▸ **Aim of the exercise**: Pictures stay out of your copy, but everything else in the records below must be repeated exactly.

▸ **Data lines**:
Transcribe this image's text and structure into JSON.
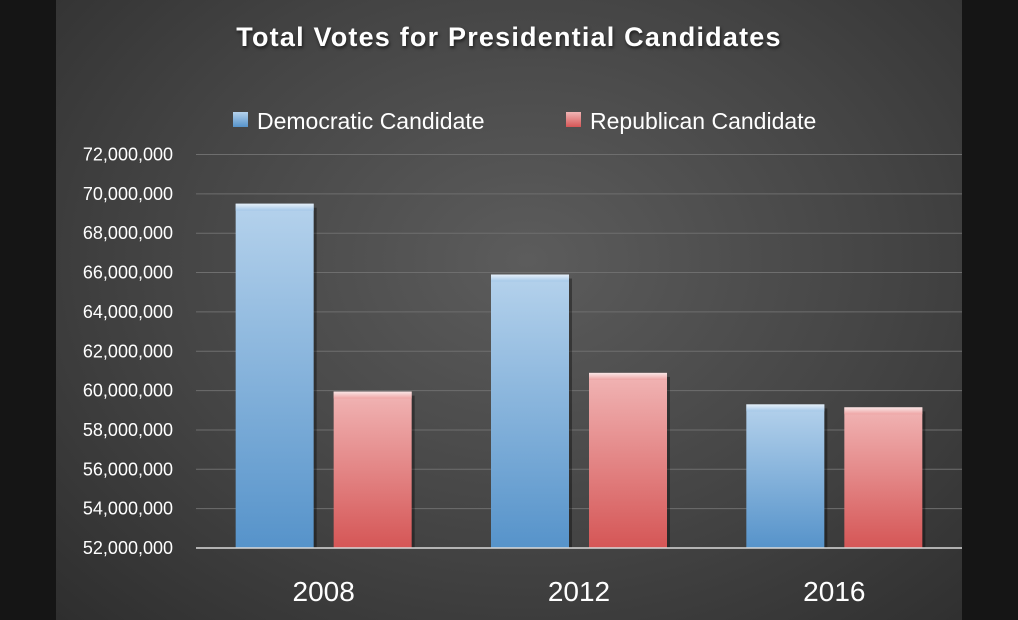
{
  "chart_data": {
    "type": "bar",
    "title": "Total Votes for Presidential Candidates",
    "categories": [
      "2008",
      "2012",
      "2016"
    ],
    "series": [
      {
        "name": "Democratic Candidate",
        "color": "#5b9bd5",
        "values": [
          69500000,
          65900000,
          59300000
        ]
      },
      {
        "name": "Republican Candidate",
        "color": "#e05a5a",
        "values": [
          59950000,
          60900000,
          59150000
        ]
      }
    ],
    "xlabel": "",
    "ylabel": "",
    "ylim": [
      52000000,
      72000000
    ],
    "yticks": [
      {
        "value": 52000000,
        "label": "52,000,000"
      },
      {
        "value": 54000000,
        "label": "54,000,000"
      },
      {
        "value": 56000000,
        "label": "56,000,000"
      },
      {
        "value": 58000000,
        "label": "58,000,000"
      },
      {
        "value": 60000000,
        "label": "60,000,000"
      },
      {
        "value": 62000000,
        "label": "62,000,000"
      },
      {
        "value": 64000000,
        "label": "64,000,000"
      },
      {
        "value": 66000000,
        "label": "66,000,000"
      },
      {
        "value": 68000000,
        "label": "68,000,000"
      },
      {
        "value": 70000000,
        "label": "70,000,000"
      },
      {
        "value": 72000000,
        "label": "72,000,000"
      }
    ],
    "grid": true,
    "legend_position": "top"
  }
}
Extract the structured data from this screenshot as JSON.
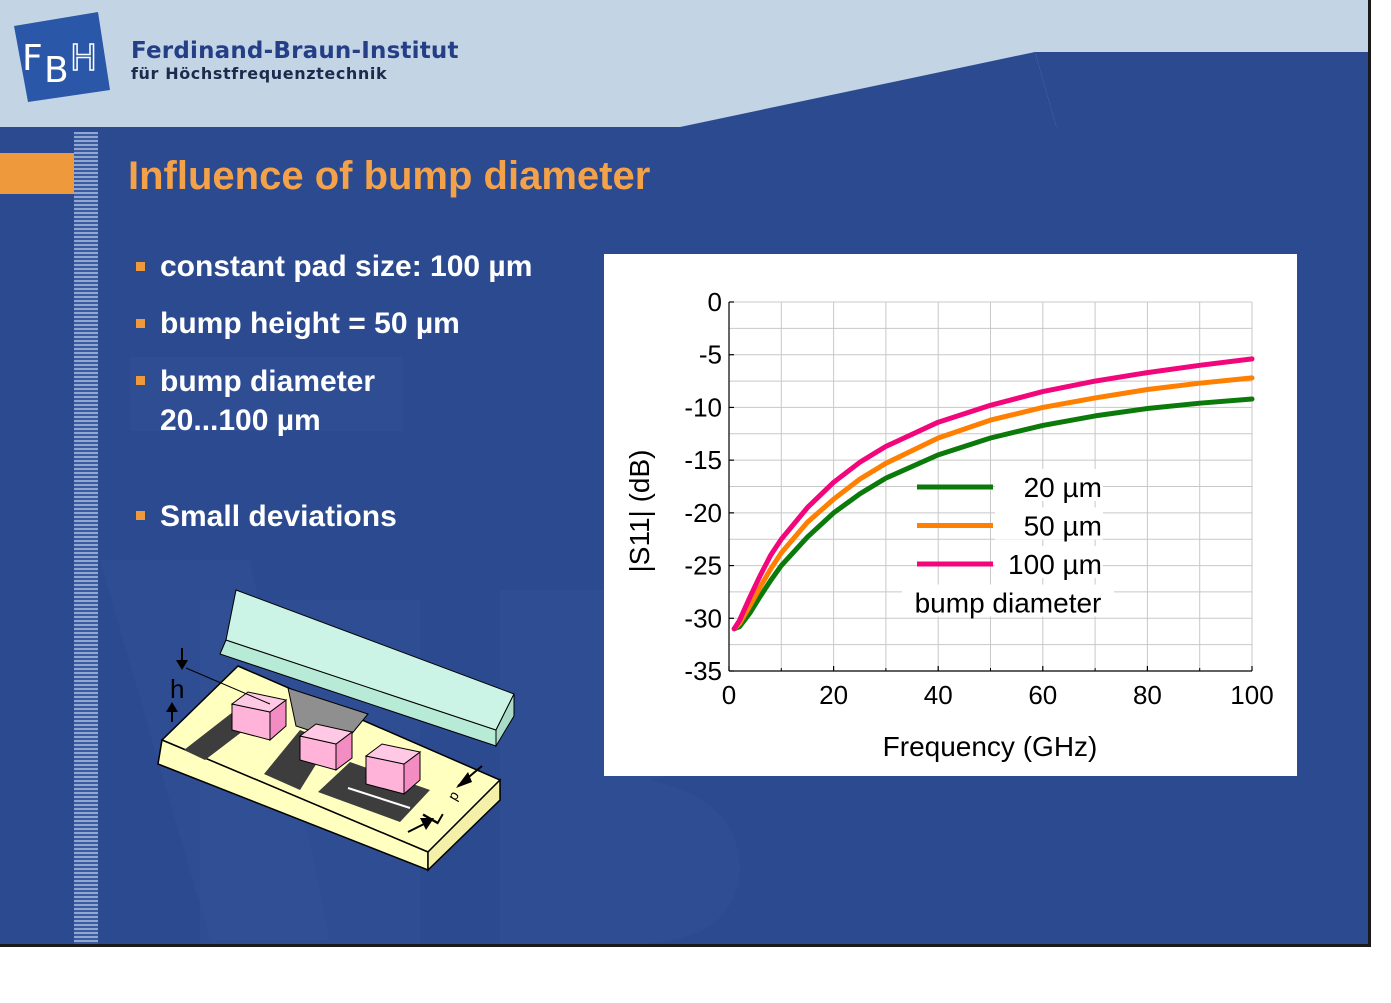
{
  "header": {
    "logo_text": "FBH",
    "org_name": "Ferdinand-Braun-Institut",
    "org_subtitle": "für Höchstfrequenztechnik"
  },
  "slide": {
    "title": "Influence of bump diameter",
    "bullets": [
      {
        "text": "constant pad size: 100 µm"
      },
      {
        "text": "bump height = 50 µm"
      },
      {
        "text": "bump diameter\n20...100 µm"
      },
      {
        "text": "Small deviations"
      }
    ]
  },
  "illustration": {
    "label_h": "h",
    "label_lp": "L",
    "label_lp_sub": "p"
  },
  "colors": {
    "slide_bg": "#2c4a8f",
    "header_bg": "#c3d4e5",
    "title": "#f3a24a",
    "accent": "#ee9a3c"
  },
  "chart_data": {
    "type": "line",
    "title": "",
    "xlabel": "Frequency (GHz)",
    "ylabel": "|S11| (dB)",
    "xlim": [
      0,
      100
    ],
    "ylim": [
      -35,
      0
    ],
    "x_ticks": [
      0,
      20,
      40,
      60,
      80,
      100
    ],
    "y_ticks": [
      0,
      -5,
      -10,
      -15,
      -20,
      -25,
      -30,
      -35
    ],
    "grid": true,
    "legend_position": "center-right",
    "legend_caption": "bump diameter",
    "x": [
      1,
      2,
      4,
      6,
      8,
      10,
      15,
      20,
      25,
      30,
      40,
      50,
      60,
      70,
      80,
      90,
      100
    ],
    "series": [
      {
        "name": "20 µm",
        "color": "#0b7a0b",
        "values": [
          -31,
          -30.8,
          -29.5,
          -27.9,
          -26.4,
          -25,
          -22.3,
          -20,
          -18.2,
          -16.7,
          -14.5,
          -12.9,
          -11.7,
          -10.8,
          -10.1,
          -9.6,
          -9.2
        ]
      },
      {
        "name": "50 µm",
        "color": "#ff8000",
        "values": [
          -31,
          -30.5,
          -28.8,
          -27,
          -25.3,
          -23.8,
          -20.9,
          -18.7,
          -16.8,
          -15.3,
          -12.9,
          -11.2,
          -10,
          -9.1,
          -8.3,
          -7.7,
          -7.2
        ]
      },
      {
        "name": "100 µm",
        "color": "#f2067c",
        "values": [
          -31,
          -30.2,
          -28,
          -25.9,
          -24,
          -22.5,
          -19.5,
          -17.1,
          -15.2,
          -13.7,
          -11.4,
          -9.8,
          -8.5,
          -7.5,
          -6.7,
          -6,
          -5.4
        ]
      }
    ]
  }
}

▸ **Complete output**:
Transcribe this image's text and structure into JSON.
{
  "chart_data": {
    "type": "bar",
    "title": "Total Votes for Presidential Candidates",
    "categories": [
      "2008",
      "2012",
      "2016"
    ],
    "series": [
      {
        "name": "Democratic Candidate",
        "color": "#5b9bd5",
        "values": [
          69500000,
          65900000,
          59300000
        ]
      },
      {
        "name": "Republican Candidate",
        "color": "#e05a5a",
        "values": [
          59950000,
          60900000,
          59150000
        ]
      }
    ],
    "xlabel": "",
    "ylabel": "",
    "ylim": [
      52000000,
      72000000
    ],
    "yticks": [
      {
        "value": 52000000,
        "label": "52,000,000"
      },
      {
        "value": 54000000,
        "label": "54,000,000"
      },
      {
        "value": 56000000,
        "label": "56,000,000"
      },
      {
        "value": 58000000,
        "label": "58,000,000"
      },
      {
        "value": 60000000,
        "label": "60,000,000"
      },
      {
        "value": 62000000,
        "label": "62,000,000"
      },
      {
        "value": 64000000,
        "label": "64,000,000"
      },
      {
        "value": 66000000,
        "label": "66,000,000"
      },
      {
        "value": 68000000,
        "label": "68,000,000"
      },
      {
        "value": 70000000,
        "label": "70,000,000"
      },
      {
        "value": 72000000,
        "label": "72,000,000"
      }
    ],
    "grid": true,
    "legend_position": "top"
  }
}
Extract the structured data from this screenshot as JSON.
{
  "header": {
    "logo_text": "FBH",
    "org_name": "Ferdinand-Braun-Institut",
    "org_subtitle": "für Höchstfrequenztechnik"
  },
  "slide": {
    "title": "Influence of bump diameter",
    "bullets": [
      {
        "text": "constant pad size: 100 µm"
      },
      {
        "text": "bump height = 50 µm"
      },
      {
        "text": "bump diameter\n20...100 µm"
      },
      {
        "text": "Small deviations"
      }
    ]
  },
  "illustration": {
    "label_h": "h",
    "label_lp": "L",
    "label_lp_sub": "p"
  },
  "colors": {
    "slide_bg": "#2c4a8f",
    "header_bg": "#c3d4e5",
    "title": "#f3a24a",
    "accent": "#ee9a3c"
  },
  "chart_data": {
    "type": "line",
    "title": "",
    "xlabel": "Frequency (GHz)",
    "ylabel": "|S11| (dB)",
    "xlim": [
      0,
      100
    ],
    "ylim": [
      -35,
      0
    ],
    "x_ticks": [
      0,
      20,
      40,
      60,
      80,
      100
    ],
    "y_ticks": [
      0,
      -5,
      -10,
      -15,
      -20,
      -25,
      -30,
      -35
    ],
    "grid": true,
    "legend_position": "center-right",
    "legend_caption": "bump diameter",
    "x": [
      1,
      2,
      4,
      6,
      8,
      10,
      15,
      20,
      25,
      30,
      40,
      50,
      60,
      70,
      80,
      90,
      100
    ],
    "series": [
      {
        "name": "20 µm",
        "color": "#0b7a0b",
        "values": [
          -31,
          -30.8,
          -29.5,
          -27.9,
          -26.4,
          -25,
          -22.3,
          -20,
          -18.2,
          -16.7,
          -14.5,
          -12.9,
          -11.7,
          -10.8,
          -10.1,
          -9.6,
          -9.2
        ]
      },
      {
        "name": "50 µm",
        "color": "#ff8000",
        "values": [
          -31,
          -30.5,
          -28.8,
          -27,
          -25.3,
          -23.8,
          -20.9,
          -18.7,
          -16.8,
          -15.3,
          -12.9,
          -11.2,
          -10,
          -9.1,
          -8.3,
          -7.7,
          -7.2
        ]
      },
      {
        "name": "100 µm",
        "color": "#f2067c",
        "values": [
          -31,
          -30.2,
          -28,
          -25.9,
          -24,
          -22.5,
          -19.5,
          -17.1,
          -15.2,
          -13.7,
          -11.4,
          -9.8,
          -8.5,
          -7.5,
          -6.7,
          -6,
          -5.4
        ]
      }
    ]
  }
}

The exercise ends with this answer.